→ Exercise aim
Go through the entries and count the lines with the string "which" in them. Give only that number.

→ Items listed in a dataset
________
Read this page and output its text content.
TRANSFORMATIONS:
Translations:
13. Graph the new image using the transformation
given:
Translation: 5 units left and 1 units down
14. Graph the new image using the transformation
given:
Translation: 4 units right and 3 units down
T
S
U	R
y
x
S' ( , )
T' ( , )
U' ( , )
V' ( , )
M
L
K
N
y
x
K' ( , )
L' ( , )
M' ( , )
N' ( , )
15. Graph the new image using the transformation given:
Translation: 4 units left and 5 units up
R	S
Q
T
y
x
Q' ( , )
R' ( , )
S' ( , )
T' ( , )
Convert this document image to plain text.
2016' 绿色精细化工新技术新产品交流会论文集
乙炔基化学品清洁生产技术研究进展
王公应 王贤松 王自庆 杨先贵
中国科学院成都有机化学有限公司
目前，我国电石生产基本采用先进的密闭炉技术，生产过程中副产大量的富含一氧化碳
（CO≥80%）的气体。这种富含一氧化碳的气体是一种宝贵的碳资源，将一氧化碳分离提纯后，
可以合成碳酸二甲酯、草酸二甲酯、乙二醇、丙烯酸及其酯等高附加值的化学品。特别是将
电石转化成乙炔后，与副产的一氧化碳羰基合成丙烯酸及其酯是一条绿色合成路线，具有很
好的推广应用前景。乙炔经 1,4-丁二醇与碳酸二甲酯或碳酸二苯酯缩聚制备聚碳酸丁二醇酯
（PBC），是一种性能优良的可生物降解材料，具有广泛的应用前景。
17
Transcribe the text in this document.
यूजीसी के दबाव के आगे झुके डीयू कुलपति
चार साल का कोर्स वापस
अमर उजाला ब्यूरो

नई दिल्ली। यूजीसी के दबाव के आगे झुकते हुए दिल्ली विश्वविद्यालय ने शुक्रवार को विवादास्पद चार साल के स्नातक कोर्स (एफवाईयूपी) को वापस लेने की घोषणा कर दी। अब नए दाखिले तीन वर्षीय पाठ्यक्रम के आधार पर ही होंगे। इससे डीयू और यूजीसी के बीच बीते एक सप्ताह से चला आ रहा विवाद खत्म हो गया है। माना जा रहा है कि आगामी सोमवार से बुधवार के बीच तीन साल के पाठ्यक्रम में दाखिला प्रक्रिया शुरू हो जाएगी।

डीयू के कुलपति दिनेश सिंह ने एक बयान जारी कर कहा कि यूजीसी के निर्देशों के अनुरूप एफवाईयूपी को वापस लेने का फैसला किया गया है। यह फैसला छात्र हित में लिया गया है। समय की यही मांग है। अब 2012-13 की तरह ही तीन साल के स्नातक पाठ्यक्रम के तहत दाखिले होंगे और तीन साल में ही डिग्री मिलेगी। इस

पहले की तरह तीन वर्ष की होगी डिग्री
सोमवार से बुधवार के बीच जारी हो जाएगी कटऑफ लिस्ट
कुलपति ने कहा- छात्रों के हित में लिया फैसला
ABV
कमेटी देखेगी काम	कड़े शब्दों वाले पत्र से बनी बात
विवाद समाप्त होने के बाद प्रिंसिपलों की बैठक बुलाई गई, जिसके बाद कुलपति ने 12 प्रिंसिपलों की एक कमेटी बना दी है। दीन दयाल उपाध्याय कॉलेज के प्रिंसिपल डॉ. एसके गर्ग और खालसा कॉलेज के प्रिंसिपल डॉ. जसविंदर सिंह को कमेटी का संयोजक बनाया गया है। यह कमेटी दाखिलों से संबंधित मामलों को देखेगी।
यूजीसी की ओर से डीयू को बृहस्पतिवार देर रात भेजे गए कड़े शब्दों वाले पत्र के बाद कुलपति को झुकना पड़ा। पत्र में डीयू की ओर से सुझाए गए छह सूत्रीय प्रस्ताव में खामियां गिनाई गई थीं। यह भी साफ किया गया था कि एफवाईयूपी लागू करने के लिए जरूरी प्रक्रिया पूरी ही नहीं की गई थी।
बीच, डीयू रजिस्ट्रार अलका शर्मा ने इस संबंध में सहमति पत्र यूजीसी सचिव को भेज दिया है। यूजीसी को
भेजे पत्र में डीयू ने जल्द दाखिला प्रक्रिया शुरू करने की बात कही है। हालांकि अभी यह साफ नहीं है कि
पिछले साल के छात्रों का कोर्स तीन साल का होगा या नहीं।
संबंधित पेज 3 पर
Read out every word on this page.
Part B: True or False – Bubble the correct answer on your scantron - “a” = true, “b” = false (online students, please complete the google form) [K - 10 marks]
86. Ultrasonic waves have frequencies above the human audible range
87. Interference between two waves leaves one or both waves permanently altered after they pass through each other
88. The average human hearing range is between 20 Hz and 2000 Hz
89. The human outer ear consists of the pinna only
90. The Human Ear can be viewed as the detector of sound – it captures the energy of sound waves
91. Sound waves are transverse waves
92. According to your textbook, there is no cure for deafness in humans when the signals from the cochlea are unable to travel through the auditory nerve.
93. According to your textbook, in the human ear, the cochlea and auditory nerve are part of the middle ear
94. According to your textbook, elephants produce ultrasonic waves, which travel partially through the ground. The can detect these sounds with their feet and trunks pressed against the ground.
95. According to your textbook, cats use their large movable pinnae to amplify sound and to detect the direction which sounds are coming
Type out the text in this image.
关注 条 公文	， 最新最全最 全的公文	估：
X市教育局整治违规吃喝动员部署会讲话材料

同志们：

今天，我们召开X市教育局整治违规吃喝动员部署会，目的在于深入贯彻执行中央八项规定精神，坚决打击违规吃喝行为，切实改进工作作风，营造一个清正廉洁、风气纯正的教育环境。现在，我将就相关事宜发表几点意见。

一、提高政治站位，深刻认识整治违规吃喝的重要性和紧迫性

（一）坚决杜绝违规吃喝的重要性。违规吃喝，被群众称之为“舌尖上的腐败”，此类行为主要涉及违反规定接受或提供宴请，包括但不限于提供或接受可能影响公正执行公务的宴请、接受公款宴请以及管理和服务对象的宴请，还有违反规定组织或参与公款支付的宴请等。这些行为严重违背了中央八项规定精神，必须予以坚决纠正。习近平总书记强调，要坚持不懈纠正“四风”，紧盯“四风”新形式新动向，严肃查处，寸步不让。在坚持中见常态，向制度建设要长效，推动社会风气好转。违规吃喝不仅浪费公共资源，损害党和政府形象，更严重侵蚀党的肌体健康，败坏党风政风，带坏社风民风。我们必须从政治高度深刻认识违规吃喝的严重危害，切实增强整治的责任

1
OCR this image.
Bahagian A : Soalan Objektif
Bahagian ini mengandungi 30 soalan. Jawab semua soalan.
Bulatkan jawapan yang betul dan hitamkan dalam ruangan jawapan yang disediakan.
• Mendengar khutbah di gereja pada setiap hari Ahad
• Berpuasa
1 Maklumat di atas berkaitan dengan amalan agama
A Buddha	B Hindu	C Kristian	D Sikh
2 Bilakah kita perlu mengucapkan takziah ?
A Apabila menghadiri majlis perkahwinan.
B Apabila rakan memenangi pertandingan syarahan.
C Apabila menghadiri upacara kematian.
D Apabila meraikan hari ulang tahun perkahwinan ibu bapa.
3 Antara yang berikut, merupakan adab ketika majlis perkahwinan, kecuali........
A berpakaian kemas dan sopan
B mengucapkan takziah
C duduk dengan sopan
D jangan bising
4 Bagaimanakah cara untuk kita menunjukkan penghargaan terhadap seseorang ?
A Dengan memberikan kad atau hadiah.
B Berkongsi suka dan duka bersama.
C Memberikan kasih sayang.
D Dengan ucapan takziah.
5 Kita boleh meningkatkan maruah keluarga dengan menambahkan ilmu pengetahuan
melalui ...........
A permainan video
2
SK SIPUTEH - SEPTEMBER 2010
________
→ Answer below
2